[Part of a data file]
==============================

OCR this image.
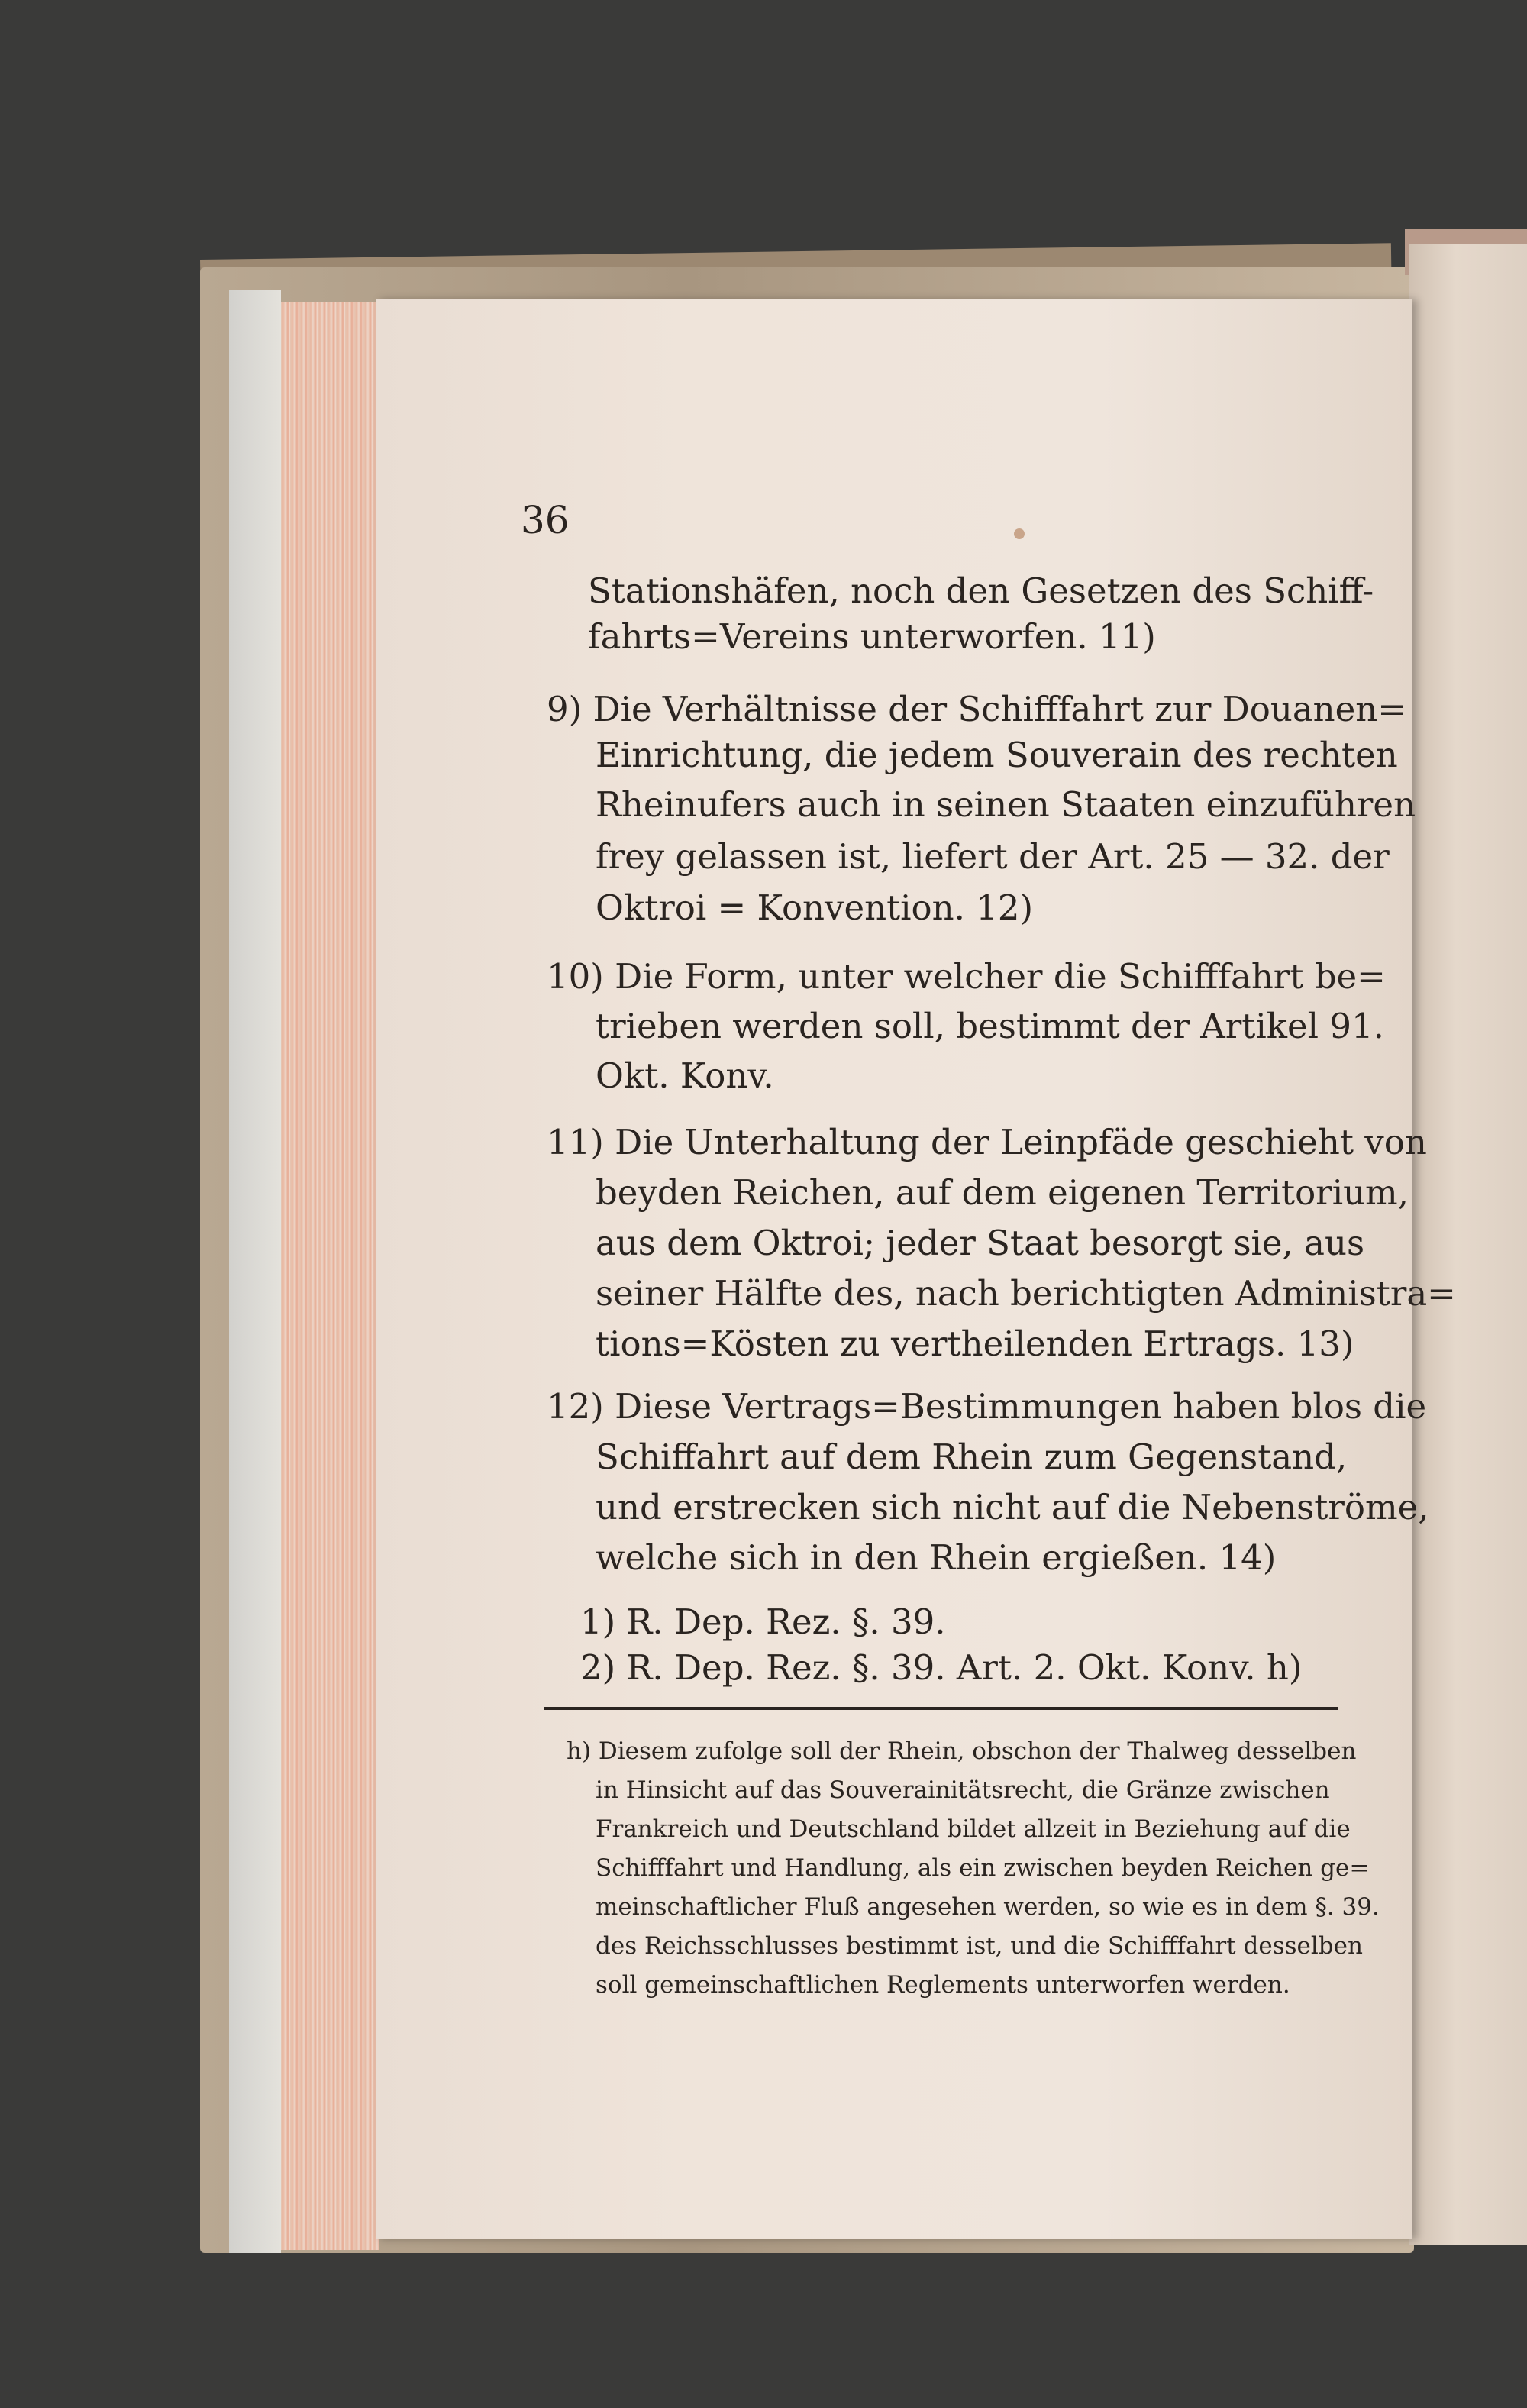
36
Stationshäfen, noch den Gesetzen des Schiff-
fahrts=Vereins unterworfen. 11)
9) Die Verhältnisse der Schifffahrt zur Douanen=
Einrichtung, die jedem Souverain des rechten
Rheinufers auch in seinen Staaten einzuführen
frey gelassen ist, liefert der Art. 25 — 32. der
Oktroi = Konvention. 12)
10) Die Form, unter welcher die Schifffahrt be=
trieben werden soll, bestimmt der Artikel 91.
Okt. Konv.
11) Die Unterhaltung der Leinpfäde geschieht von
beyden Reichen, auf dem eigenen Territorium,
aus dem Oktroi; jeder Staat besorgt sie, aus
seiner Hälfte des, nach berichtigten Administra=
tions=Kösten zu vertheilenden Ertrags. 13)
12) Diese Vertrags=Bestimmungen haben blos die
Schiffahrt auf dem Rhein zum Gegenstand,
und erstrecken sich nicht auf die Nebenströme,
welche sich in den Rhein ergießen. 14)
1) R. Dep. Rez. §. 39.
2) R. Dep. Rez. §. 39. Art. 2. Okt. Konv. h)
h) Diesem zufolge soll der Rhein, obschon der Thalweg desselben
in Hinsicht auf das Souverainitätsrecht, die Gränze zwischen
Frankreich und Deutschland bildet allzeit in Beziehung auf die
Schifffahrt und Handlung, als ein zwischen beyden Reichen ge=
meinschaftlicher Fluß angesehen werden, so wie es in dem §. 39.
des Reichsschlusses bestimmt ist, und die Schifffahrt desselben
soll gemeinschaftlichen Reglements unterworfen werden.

==============================

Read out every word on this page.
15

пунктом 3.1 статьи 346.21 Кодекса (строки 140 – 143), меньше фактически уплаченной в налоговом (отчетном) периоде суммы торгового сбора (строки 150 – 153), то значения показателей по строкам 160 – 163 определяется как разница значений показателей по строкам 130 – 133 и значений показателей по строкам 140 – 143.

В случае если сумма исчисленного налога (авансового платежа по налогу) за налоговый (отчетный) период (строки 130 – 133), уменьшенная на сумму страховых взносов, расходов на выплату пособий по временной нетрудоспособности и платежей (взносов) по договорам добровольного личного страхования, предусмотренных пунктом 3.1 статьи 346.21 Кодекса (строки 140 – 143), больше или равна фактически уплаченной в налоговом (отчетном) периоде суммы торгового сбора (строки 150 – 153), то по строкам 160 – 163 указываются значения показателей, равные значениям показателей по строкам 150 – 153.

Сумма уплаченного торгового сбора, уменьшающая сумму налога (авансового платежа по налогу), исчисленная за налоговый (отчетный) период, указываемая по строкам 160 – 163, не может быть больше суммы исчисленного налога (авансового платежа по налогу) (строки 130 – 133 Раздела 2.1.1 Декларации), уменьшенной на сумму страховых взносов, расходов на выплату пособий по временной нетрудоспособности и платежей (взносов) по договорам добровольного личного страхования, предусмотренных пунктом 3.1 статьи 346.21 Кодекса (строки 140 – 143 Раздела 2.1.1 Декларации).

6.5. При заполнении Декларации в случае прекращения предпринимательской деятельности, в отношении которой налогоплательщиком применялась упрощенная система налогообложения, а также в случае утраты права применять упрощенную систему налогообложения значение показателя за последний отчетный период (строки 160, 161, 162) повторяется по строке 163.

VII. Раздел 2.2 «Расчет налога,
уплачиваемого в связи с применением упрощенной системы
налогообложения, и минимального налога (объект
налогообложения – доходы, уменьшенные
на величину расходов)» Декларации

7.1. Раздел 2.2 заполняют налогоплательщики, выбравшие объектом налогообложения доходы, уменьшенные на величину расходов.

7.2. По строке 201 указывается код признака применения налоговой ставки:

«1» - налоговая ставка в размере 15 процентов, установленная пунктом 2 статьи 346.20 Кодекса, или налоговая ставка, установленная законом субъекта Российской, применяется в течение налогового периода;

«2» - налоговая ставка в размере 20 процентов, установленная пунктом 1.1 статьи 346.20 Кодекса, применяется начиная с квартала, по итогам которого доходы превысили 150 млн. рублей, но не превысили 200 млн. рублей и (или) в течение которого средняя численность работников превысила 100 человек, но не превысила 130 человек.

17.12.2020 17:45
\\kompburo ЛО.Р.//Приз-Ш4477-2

==============================

THE TASK - Show every line that contains the word "Oktroi".

EXPECTED ANSWER -
Oktroi = Konvention. 12)
aus dem Oktroi; jeder Staat besorgt sie, aus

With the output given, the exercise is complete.